## THE EXERCISE
Word for word, set down the records and skip each picture.

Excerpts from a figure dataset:
%%

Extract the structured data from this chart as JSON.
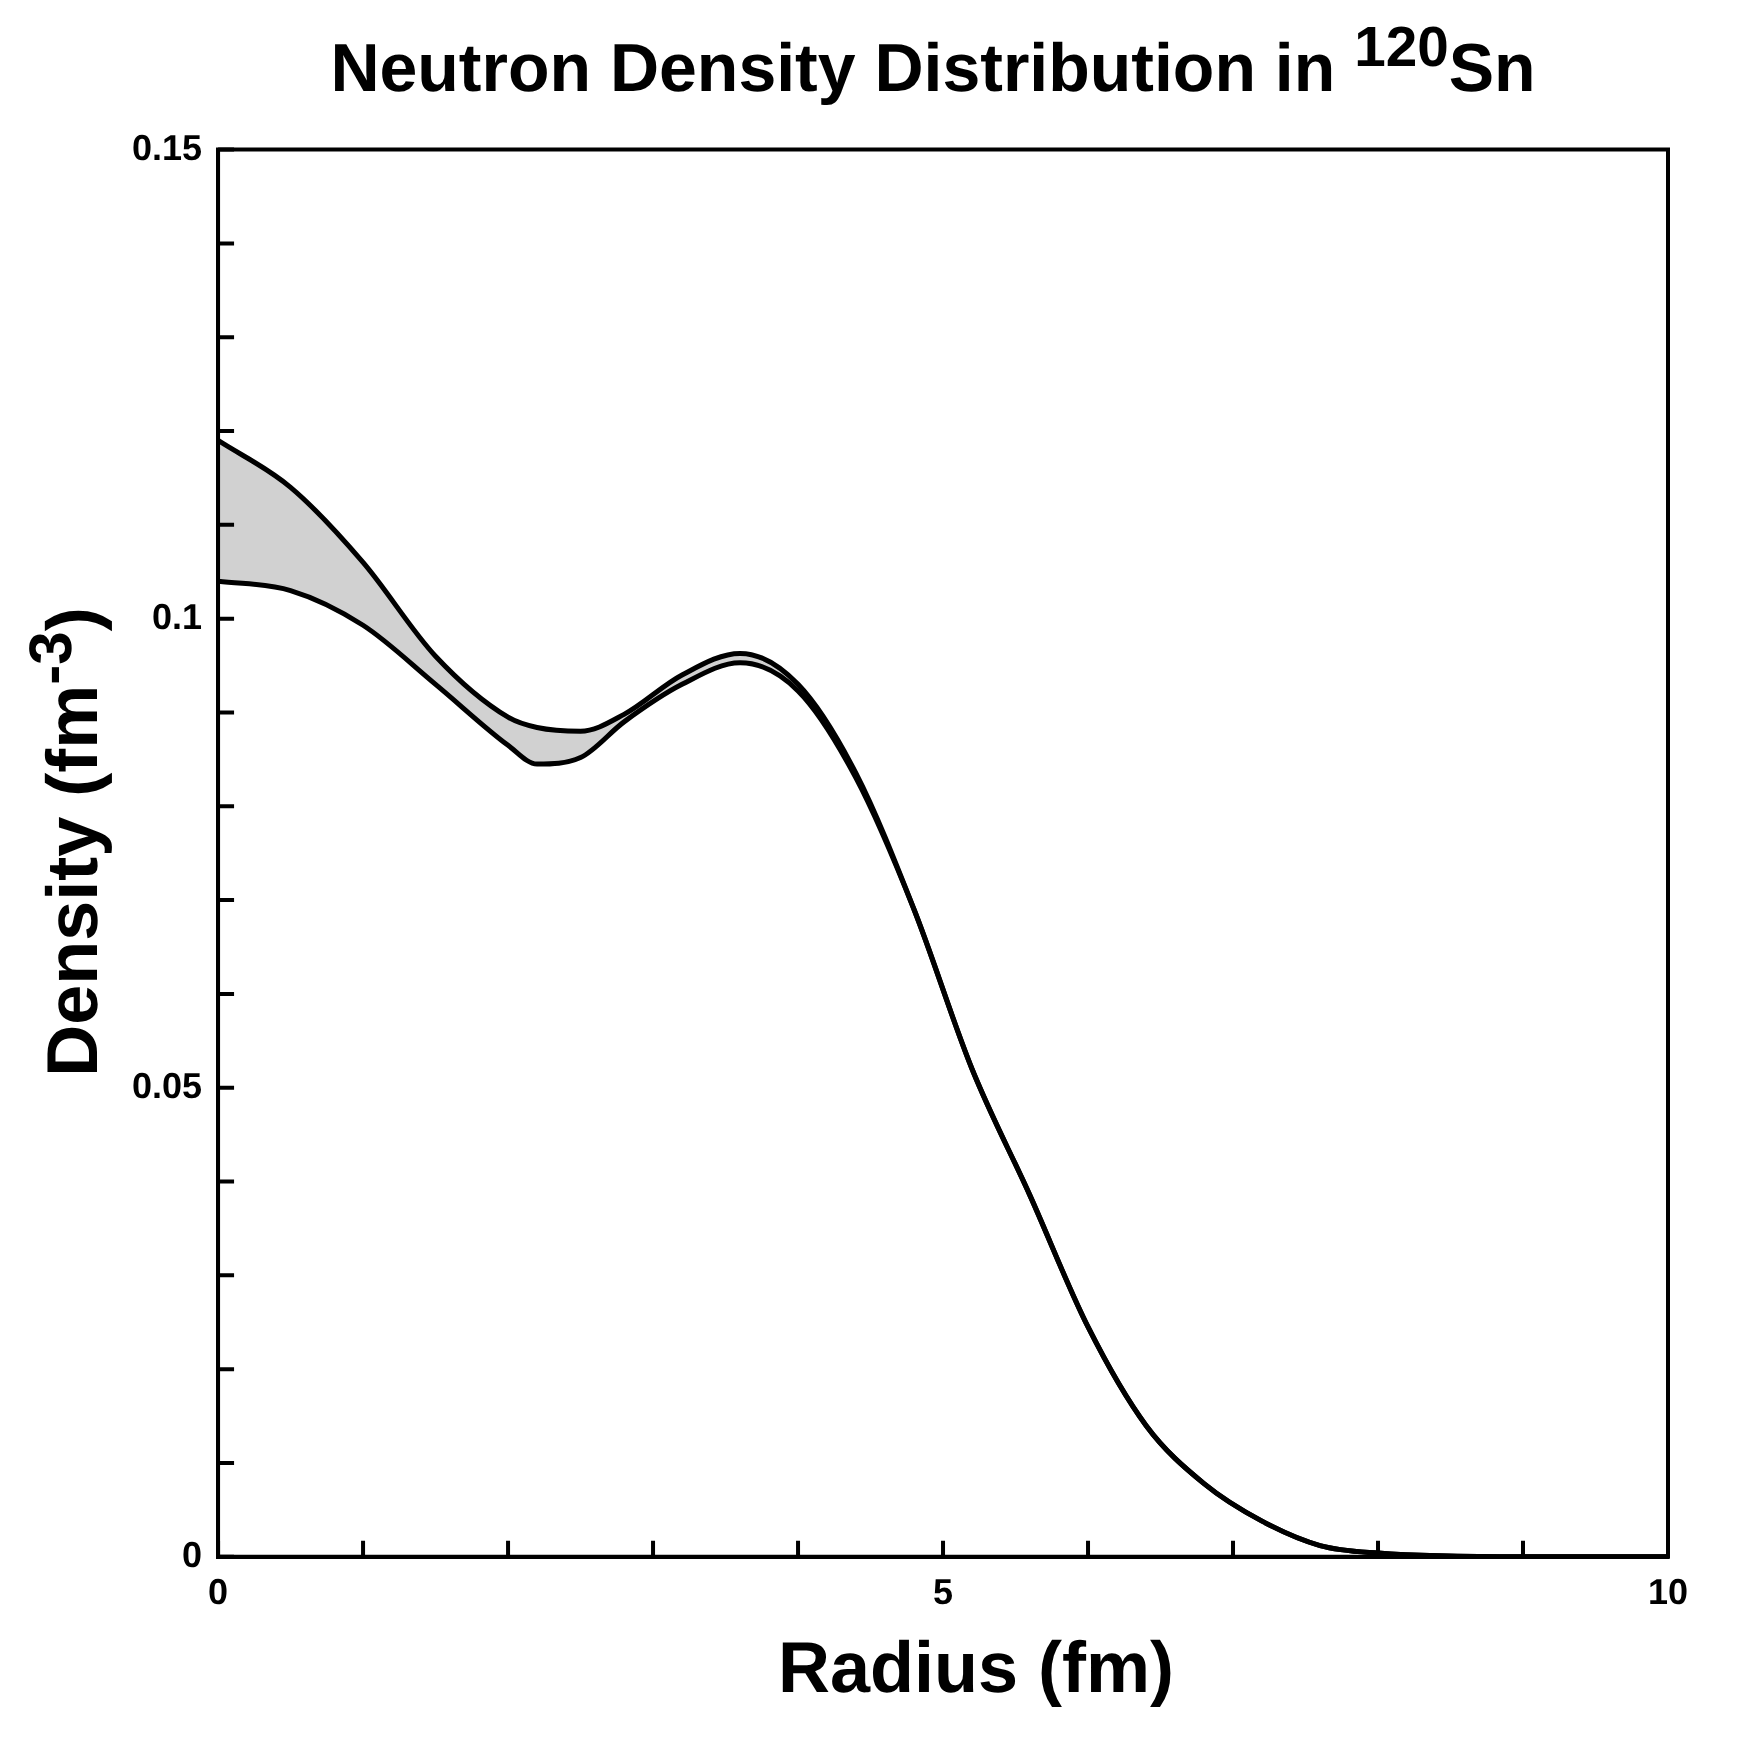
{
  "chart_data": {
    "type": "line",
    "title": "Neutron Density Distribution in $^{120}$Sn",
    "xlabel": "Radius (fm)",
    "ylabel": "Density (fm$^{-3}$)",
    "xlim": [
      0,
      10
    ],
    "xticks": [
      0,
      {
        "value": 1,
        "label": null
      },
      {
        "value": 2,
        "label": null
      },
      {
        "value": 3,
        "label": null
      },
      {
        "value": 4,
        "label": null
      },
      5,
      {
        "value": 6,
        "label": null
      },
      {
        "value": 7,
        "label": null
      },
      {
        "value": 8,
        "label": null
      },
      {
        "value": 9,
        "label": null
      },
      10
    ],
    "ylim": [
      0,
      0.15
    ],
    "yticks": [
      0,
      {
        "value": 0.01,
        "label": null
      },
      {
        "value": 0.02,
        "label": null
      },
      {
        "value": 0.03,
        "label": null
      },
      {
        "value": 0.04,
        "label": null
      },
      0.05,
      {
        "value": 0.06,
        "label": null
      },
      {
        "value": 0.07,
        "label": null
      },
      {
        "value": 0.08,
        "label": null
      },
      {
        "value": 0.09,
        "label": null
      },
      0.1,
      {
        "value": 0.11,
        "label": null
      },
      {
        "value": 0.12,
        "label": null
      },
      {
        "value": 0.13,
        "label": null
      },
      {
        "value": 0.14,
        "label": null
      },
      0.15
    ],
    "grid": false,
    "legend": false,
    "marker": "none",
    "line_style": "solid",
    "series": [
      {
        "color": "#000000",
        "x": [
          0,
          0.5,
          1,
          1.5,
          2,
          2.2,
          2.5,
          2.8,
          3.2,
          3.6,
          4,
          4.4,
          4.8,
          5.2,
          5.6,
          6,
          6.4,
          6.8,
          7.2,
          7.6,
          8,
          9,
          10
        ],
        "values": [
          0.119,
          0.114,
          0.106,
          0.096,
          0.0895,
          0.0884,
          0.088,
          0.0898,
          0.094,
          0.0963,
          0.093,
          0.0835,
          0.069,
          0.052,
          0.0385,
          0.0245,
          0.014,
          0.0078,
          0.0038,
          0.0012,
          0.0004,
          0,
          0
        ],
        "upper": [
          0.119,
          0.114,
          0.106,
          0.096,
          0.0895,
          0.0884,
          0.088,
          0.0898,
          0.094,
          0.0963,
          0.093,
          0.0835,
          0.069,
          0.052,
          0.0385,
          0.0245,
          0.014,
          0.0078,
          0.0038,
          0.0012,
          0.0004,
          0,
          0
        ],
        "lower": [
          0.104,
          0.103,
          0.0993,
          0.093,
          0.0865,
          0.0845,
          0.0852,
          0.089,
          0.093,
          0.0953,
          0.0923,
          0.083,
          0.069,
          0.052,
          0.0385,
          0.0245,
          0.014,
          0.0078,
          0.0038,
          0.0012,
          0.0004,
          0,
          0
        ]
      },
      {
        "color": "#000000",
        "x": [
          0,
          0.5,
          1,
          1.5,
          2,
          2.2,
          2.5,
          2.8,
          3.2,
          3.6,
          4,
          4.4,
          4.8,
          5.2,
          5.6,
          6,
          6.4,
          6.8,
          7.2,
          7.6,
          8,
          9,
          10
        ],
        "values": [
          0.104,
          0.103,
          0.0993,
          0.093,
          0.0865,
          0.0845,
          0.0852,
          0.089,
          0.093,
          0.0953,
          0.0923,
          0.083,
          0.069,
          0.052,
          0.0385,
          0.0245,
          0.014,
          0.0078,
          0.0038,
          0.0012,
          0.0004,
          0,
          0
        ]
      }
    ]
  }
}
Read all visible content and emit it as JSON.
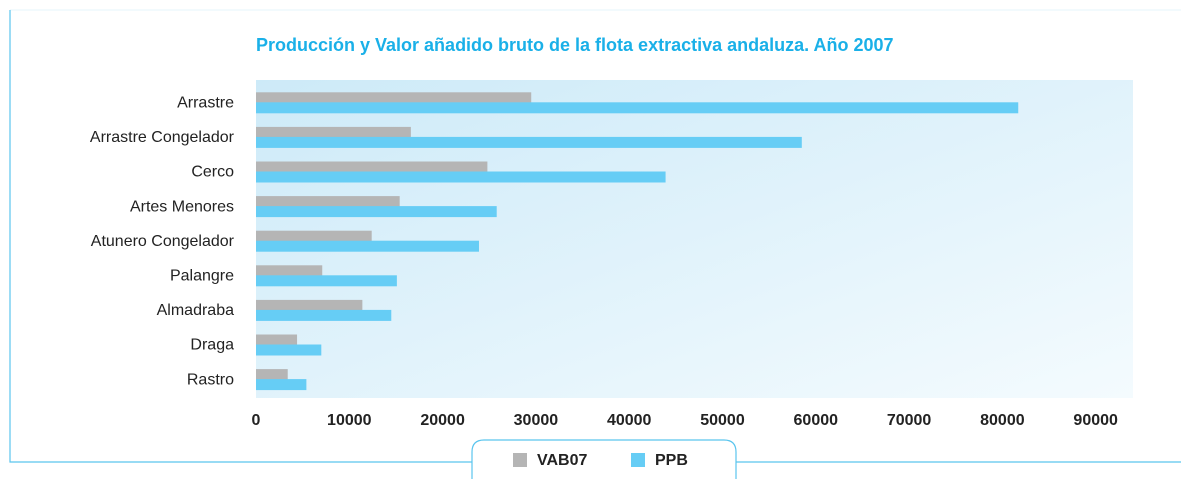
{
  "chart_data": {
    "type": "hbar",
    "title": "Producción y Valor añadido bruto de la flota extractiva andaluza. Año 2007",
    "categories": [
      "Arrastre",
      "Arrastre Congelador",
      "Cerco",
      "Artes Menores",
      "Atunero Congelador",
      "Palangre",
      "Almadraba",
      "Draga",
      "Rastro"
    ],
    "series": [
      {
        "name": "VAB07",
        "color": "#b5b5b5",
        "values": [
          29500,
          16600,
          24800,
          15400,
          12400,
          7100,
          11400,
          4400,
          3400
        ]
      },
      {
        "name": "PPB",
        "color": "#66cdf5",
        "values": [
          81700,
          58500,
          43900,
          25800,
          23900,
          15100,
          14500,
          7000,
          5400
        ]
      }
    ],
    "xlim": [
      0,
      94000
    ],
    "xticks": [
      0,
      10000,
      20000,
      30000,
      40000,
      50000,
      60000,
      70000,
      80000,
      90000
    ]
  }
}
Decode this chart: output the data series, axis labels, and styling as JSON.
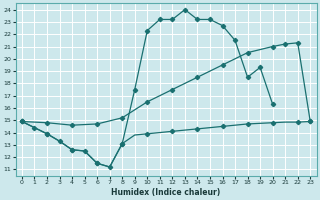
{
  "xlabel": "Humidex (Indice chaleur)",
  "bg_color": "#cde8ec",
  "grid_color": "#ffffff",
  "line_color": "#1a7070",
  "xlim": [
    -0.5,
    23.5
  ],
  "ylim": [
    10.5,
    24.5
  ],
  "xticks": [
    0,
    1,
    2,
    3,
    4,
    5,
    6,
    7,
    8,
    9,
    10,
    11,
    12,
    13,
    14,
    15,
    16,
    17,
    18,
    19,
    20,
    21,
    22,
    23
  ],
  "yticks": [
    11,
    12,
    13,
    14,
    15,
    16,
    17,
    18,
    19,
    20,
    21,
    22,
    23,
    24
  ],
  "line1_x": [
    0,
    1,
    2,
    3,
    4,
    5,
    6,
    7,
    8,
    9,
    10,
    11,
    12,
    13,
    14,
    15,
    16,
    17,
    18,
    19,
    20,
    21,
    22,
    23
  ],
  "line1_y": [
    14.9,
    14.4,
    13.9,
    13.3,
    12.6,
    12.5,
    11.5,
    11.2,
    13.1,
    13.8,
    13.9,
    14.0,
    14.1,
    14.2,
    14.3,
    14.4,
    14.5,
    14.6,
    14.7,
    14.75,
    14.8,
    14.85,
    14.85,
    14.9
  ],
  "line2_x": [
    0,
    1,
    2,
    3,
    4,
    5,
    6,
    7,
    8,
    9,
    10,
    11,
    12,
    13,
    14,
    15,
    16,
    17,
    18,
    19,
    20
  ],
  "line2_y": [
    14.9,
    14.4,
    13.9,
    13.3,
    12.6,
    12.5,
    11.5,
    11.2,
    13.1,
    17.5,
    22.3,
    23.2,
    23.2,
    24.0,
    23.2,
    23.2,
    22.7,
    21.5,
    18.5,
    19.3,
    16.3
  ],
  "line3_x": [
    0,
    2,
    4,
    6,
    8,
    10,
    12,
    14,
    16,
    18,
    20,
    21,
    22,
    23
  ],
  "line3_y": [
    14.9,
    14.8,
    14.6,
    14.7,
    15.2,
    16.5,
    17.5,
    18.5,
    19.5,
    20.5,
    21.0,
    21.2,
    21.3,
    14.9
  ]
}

%%

## SOLUTION TO THIS EXERCISE
Extract the structured data from this chart as JSON.
{
  "chart_data": {
    "type": "line",
    "title": "Neutron Density Distribution in $^{120}$Sn",
    "xlabel": "Radius (fm)",
    "ylabel": "Density (fm$^{-3}$)",
    "xlim": [
      0,
      10
    ],
    "xticks": [
      0,
      {
        "value": 1,
        "label": null
      },
      {
        "value": 2,
        "label": null
      },
      {
        "value": 3,
        "label": null
      },
      {
        "value": 4,
        "label": null
      },
      5,
      {
        "value": 6,
        "label": null
      },
      {
        "value": 7,
        "label": null
      },
      {
        "value": 8,
        "label": null
      },
      {
        "value": 9,
        "label": null
      },
      10
    ],
    "ylim": [
      0,
      0.15
    ],
    "yticks": [
      0,
      {
        "value": 0.01,
        "label": null
      },
      {
        "value": 0.02,
        "label": null
      },
      {
        "value": 0.03,
        "label": null
      },
      {
        "value": 0.04,
        "label": null
      },
      0.05,
      {
        "value": 0.06,
        "label": null
      },
      {
        "value": 0.07,
        "label": null
      },
      {
        "value": 0.08,
        "label": null
      },
      {
        "value": 0.09,
        "label": null
      },
      0.1,
      {
        "value": 0.11,
        "label": null
      },
      {
        "value": 0.12,
        "label": null
      },
      {
        "value": 0.13,
        "label": null
      },
      {
        "value": 0.14,
        "label": null
      },
      0.15
    ],
    "grid": false,
    "legend": false,
    "marker": "none",
    "line_style": "solid",
    "series": [
      {
        "color": "#000000",
        "x": [
          0,
          0.5,
          1,
          1.5,
          2,
          2.2,
          2.5,
          2.8,
          3.2,
          3.6,
          4,
          4.4,
          4.8,
          5.2,
          5.6,
          6,
          6.4,
          6.8,
          7.2,
          7.6,
          8,
          9,
          10
        ],
        "values": [
          0.119,
          0.114,
          0.106,
          0.096,
          0.0895,
          0.0884,
          0.088,
          0.0898,
          0.094,
          0.0963,
          0.093,
          0.0835,
          0.069,
          0.052,
          0.0385,
          0.0245,
          0.014,
          0.0078,
          0.0038,
          0.0012,
          0.0004,
          0,
          0
        ],
        "upper": [
          0.119,
          0.114,
          0.106,
          0.096,
          0.0895,
          0.0884,
          0.088,
          0.0898,
          0.094,
          0.0963,
          0.093,
          0.0835,
          0.069,
          0.052,
          0.0385,
          0.0245,
          0.014,
          0.0078,
          0.0038,
          0.0012,
          0.0004,
          0,
          0
        ],
        "lower": [
          0.104,
          0.103,
          0.0993,
          0.093,
          0.0865,
          0.0845,
          0.0852,
          0.089,
          0.093,
          0.0953,
          0.0923,
          0.083,
          0.069,
          0.052,
          0.0385,
          0.0245,
          0.014,
          0.0078,
          0.0038,
          0.0012,
          0.0004,
          0,
          0
        ]
      },
      {
        "color": "#000000",
        "x": [
          0,
          0.5,
          1,
          1.5,
          2,
          2.2,
          2.5,
          2.8,
          3.2,
          3.6,
          4,
          4.4,
          4.8,
          5.2,
          5.6,
          6,
          6.4,
          6.8,
          7.2,
          7.6,
          8,
          9,
          10
        ],
        "values": [
          0.104,
          0.103,
          0.0993,
          0.093,
          0.0865,
          0.0845,
          0.0852,
          0.089,
          0.093,
          0.0953,
          0.0923,
          0.083,
          0.069,
          0.052,
          0.0385,
          0.0245,
          0.014,
          0.0078,
          0.0038,
          0.0012,
          0.0004,
          0,
          0
        ]
      }
    ]
  }
}
Read all visible content and emit it as JSON.
{
  "chart_data": {
    "type": "hbar",
    "title": "Producción y Valor añadido bruto de la flota extractiva andaluza. Año 2007",
    "categories": [
      "Arrastre",
      "Arrastre Congelador",
      "Cerco",
      "Artes Menores",
      "Atunero Congelador",
      "Palangre",
      "Almadraba",
      "Draga",
      "Rastro"
    ],
    "series": [
      {
        "name": "VAB07",
        "color": "#b5b5b5",
        "values": [
          29500,
          16600,
          24800,
          15400,
          12400,
          7100,
          11400,
          4400,
          3400
        ]
      },
      {
        "name": "PPB",
        "color": "#66cdf5",
        "values": [
          81700,
          58500,
          43900,
          25800,
          23900,
          15100,
          14500,
          7000,
          5400
        ]
      }
    ],
    "xlim": [
      0,
      94000
    ],
    "xticks": [
      0,
      10000,
      20000,
      30000,
      40000,
      50000,
      60000,
      70000,
      80000,
      90000
    ]
  }
}
Decode this chart: output the data series, axis labels, and styling as JSON.
{
  "xlabel": "Humidex (Indice chaleur)",
  "bg_color": "#cde8ec",
  "grid_color": "#ffffff",
  "line_color": "#1a7070",
  "xlim": [
    -0.5,
    23.5
  ],
  "ylim": [
    10.5,
    24.5
  ],
  "xticks": [
    0,
    1,
    2,
    3,
    4,
    5,
    6,
    7,
    8,
    9,
    10,
    11,
    12,
    13,
    14,
    15,
    16,
    17,
    18,
    19,
    20,
    21,
    22,
    23
  ],
  "yticks": [
    11,
    12,
    13,
    14,
    15,
    16,
    17,
    18,
    19,
    20,
    21,
    22,
    23,
    24
  ],
  "line1_x": [
    0,
    1,
    2,
    3,
    4,
    5,
    6,
    7,
    8,
    9,
    10,
    11,
    12,
    13,
    14,
    15,
    16,
    17,
    18,
    19,
    20,
    21,
    22,
    23
  ],
  "line1_y": [
    14.9,
    14.4,
    13.9,
    13.3,
    12.6,
    12.5,
    11.5,
    11.2,
    13.1,
    13.8,
    13.9,
    14.0,
    14.1,
    14.2,
    14.3,
    14.4,
    14.5,
    14.6,
    14.7,
    14.75,
    14.8,
    14.85,
    14.85,
    14.9
  ],
  "line2_x": [
    0,
    1,
    2,
    3,
    4,
    5,
    6,
    7,
    8,
    9,
    10,
    11,
    12,
    13,
    14,
    15,
    16,
    17,
    18,
    19,
    20
  ],
  "line2_y": [
    14.9,
    14.4,
    13.9,
    13.3,
    12.6,
    12.5,
    11.5,
    11.2,
    13.1,
    17.5,
    22.3,
    23.2,
    23.2,
    24.0,
    23.2,
    23.2,
    22.7,
    21.5,
    18.5,
    19.3,
    16.3
  ],
  "line3_x": [
    0,
    2,
    4,
    6,
    8,
    10,
    12,
    14,
    16,
    18,
    20,
    21,
    22,
    23
  ],
  "line3_y": [
    14.9,
    14.8,
    14.6,
    14.7,
    15.2,
    16.5,
    17.5,
    18.5,
    19.5,
    20.5,
    21.0,
    21.2,
    21.3,
    14.9
  ]
}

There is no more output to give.